**TASK GOAL**
Reproduce every line of the material below, but drop the pictures.

**MATERIAL TO PROCESS**
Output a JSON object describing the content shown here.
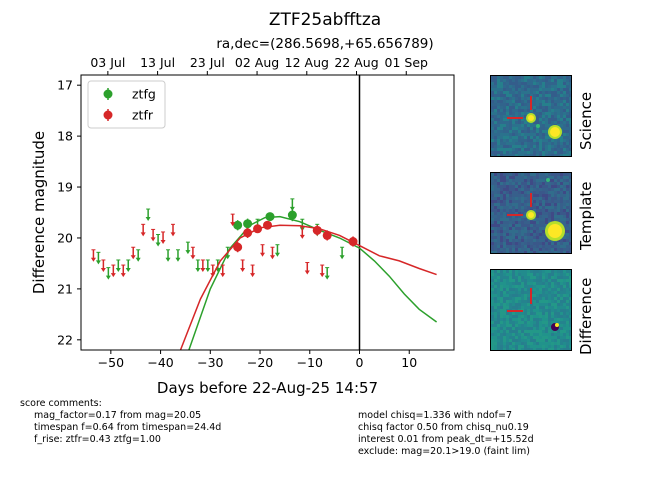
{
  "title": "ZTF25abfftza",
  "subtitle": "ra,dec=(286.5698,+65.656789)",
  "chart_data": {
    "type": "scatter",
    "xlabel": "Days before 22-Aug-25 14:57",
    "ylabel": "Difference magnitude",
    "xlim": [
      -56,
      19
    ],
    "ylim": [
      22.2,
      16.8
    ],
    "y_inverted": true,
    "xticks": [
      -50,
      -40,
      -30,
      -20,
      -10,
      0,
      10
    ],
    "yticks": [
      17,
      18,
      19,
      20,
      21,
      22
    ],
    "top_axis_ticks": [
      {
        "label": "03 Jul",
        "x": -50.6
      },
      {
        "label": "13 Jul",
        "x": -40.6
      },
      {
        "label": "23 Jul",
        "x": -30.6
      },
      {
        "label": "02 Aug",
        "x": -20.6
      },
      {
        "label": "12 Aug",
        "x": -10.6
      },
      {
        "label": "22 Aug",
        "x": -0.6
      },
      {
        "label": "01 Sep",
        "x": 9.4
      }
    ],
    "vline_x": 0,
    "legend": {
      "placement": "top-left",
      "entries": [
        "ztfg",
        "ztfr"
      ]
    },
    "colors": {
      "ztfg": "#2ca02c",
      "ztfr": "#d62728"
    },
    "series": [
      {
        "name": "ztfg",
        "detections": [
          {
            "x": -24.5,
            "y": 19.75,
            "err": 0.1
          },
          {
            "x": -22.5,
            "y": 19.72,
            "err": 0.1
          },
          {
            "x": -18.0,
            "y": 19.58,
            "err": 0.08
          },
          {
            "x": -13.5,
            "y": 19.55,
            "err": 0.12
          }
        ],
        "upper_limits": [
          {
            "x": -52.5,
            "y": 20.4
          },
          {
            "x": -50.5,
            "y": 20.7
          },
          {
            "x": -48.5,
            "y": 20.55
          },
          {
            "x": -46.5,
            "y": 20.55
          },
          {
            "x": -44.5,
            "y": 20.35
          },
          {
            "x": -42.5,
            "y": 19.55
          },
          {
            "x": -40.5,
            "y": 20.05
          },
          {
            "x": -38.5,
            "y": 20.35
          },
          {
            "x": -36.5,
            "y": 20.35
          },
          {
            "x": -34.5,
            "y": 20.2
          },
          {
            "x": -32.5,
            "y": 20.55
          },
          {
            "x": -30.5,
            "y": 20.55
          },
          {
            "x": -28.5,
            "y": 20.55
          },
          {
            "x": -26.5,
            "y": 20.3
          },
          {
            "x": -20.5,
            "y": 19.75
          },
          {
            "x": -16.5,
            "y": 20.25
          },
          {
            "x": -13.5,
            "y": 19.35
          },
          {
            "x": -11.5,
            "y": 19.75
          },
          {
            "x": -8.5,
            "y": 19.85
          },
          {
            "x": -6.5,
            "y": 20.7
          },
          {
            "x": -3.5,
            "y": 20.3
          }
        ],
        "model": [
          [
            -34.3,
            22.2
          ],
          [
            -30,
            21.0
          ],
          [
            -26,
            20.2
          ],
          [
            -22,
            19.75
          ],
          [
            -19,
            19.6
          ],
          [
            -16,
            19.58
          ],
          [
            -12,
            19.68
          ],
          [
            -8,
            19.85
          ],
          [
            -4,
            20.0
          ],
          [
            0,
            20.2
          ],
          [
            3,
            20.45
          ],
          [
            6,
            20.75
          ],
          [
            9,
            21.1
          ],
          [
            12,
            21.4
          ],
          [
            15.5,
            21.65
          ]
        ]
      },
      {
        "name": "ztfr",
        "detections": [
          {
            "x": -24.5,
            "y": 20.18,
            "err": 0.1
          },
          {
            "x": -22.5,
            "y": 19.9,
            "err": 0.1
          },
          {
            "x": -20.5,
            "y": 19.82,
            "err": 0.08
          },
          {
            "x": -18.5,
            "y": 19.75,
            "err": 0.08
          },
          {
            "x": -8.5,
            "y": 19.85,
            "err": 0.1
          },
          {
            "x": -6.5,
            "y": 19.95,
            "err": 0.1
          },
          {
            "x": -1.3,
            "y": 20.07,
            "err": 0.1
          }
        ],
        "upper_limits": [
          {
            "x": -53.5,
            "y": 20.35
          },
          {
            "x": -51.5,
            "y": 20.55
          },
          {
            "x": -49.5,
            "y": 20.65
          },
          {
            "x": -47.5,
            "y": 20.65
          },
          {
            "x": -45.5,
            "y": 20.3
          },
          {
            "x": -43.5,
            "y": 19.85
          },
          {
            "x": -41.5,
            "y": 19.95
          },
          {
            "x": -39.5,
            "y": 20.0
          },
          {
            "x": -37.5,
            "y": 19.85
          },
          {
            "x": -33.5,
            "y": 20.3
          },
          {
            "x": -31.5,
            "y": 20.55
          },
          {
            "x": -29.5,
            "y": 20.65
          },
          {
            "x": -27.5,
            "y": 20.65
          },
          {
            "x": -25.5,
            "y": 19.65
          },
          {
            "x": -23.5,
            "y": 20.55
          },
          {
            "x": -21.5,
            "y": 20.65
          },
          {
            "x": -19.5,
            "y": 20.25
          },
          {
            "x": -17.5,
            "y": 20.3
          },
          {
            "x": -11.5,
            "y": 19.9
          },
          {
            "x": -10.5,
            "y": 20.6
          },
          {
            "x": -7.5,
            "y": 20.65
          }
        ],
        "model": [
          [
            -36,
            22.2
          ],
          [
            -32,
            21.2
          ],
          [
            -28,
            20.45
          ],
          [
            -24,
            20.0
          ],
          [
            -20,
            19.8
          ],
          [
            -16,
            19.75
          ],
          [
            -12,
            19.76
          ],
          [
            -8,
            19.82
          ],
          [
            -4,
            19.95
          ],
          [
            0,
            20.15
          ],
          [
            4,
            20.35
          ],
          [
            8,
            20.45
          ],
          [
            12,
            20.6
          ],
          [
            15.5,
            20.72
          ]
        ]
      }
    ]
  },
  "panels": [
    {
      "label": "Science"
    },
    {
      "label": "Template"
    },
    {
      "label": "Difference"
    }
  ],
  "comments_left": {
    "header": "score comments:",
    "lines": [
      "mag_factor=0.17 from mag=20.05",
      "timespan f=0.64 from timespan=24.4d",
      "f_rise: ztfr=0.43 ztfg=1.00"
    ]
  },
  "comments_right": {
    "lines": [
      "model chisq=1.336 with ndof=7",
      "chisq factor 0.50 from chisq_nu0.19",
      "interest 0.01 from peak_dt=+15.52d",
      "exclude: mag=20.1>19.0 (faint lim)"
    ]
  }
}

**WORKED SOLUTION**
Output a JSON object describing the content shown here.
{
  "title": "ZTF25abfftza",
  "subtitle": "ra,dec=(286.5698,+65.656789)",
  "chart_data": {
    "type": "scatter",
    "xlabel": "Days before 22-Aug-25 14:57",
    "ylabel": "Difference magnitude",
    "xlim": [
      -56,
      19
    ],
    "ylim": [
      22.2,
      16.8
    ],
    "y_inverted": true,
    "xticks": [
      -50,
      -40,
      -30,
      -20,
      -10,
      0,
      10
    ],
    "yticks": [
      17,
      18,
      19,
      20,
      21,
      22
    ],
    "top_axis_ticks": [
      {
        "label": "03 Jul",
        "x": -50.6
      },
      {
        "label": "13 Jul",
        "x": -40.6
      },
      {
        "label": "23 Jul",
        "x": -30.6
      },
      {
        "label": "02 Aug",
        "x": -20.6
      },
      {
        "label": "12 Aug",
        "x": -10.6
      },
      {
        "label": "22 Aug",
        "x": -0.6
      },
      {
        "label": "01 Sep",
        "x": 9.4
      }
    ],
    "vline_x": 0,
    "legend": {
      "placement": "top-left",
      "entries": [
        "ztfg",
        "ztfr"
      ]
    },
    "colors": {
      "ztfg": "#2ca02c",
      "ztfr": "#d62728"
    },
    "series": [
      {
        "name": "ztfg",
        "detections": [
          {
            "x": -24.5,
            "y": 19.75,
            "err": 0.1
          },
          {
            "x": -22.5,
            "y": 19.72,
            "err": 0.1
          },
          {
            "x": -18.0,
            "y": 19.58,
            "err": 0.08
          },
          {
            "x": -13.5,
            "y": 19.55,
            "err": 0.12
          }
        ],
        "upper_limits": [
          {
            "x": -52.5,
            "y": 20.4
          },
          {
            "x": -50.5,
            "y": 20.7
          },
          {
            "x": -48.5,
            "y": 20.55
          },
          {
            "x": -46.5,
            "y": 20.55
          },
          {
            "x": -44.5,
            "y": 20.35
          },
          {
            "x": -42.5,
            "y": 19.55
          },
          {
            "x": -40.5,
            "y": 20.05
          },
          {
            "x": -38.5,
            "y": 20.35
          },
          {
            "x": -36.5,
            "y": 20.35
          },
          {
            "x": -34.5,
            "y": 20.2
          },
          {
            "x": -32.5,
            "y": 20.55
          },
          {
            "x": -30.5,
            "y": 20.55
          },
          {
            "x": -28.5,
            "y": 20.55
          },
          {
            "x": -26.5,
            "y": 20.3
          },
          {
            "x": -20.5,
            "y": 19.75
          },
          {
            "x": -16.5,
            "y": 20.25
          },
          {
            "x": -13.5,
            "y": 19.35
          },
          {
            "x": -11.5,
            "y": 19.75
          },
          {
            "x": -8.5,
            "y": 19.85
          },
          {
            "x": -6.5,
            "y": 20.7
          },
          {
            "x": -3.5,
            "y": 20.3
          }
        ],
        "model": [
          [
            -34.3,
            22.2
          ],
          [
            -30,
            21.0
          ],
          [
            -26,
            20.2
          ],
          [
            -22,
            19.75
          ],
          [
            -19,
            19.6
          ],
          [
            -16,
            19.58
          ],
          [
            -12,
            19.68
          ],
          [
            -8,
            19.85
          ],
          [
            -4,
            20.0
          ],
          [
            0,
            20.2
          ],
          [
            3,
            20.45
          ],
          [
            6,
            20.75
          ],
          [
            9,
            21.1
          ],
          [
            12,
            21.4
          ],
          [
            15.5,
            21.65
          ]
        ]
      },
      {
        "name": "ztfr",
        "detections": [
          {
            "x": -24.5,
            "y": 20.18,
            "err": 0.1
          },
          {
            "x": -22.5,
            "y": 19.9,
            "err": 0.1
          },
          {
            "x": -20.5,
            "y": 19.82,
            "err": 0.08
          },
          {
            "x": -18.5,
            "y": 19.75,
            "err": 0.08
          },
          {
            "x": -8.5,
            "y": 19.85,
            "err": 0.1
          },
          {
            "x": -6.5,
            "y": 19.95,
            "err": 0.1
          },
          {
            "x": -1.3,
            "y": 20.07,
            "err": 0.1
          }
        ],
        "upper_limits": [
          {
            "x": -53.5,
            "y": 20.35
          },
          {
            "x": -51.5,
            "y": 20.55
          },
          {
            "x": -49.5,
            "y": 20.65
          },
          {
            "x": -47.5,
            "y": 20.65
          },
          {
            "x": -45.5,
            "y": 20.3
          },
          {
            "x": -43.5,
            "y": 19.85
          },
          {
            "x": -41.5,
            "y": 19.95
          },
          {
            "x": -39.5,
            "y": 20.0
          },
          {
            "x": -37.5,
            "y": 19.85
          },
          {
            "x": -33.5,
            "y": 20.3
          },
          {
            "x": -31.5,
            "y": 20.55
          },
          {
            "x": -29.5,
            "y": 20.65
          },
          {
            "x": -27.5,
            "y": 20.65
          },
          {
            "x": -25.5,
            "y": 19.65
          },
          {
            "x": -23.5,
            "y": 20.55
          },
          {
            "x": -21.5,
            "y": 20.65
          },
          {
            "x": -19.5,
            "y": 20.25
          },
          {
            "x": -17.5,
            "y": 20.3
          },
          {
            "x": -11.5,
            "y": 19.9
          },
          {
            "x": -10.5,
            "y": 20.6
          },
          {
            "x": -7.5,
            "y": 20.65
          }
        ],
        "model": [
          [
            -36,
            22.2
          ],
          [
            -32,
            21.2
          ],
          [
            -28,
            20.45
          ],
          [
            -24,
            20.0
          ],
          [
            -20,
            19.8
          ],
          [
            -16,
            19.75
          ],
          [
            -12,
            19.76
          ],
          [
            -8,
            19.82
          ],
          [
            -4,
            19.95
          ],
          [
            0,
            20.15
          ],
          [
            4,
            20.35
          ],
          [
            8,
            20.45
          ],
          [
            12,
            20.6
          ],
          [
            15.5,
            20.72
          ]
        ]
      }
    ]
  },
  "panels": [
    {
      "label": "Science"
    },
    {
      "label": "Template"
    },
    {
      "label": "Difference"
    }
  ],
  "comments_left": {
    "header": "score comments:",
    "lines": [
      "mag_factor=0.17 from mag=20.05",
      "timespan f=0.64 from timespan=24.4d",
      "f_rise: ztfr=0.43 ztfg=1.00"
    ]
  },
  "comments_right": {
    "lines": [
      "model chisq=1.336 with ndof=7",
      "chisq factor 0.50 from chisq_nu0.19",
      "interest 0.01 from peak_dt=+15.52d",
      "exclude: mag=20.1>19.0 (faint lim)"
    ]
  }
}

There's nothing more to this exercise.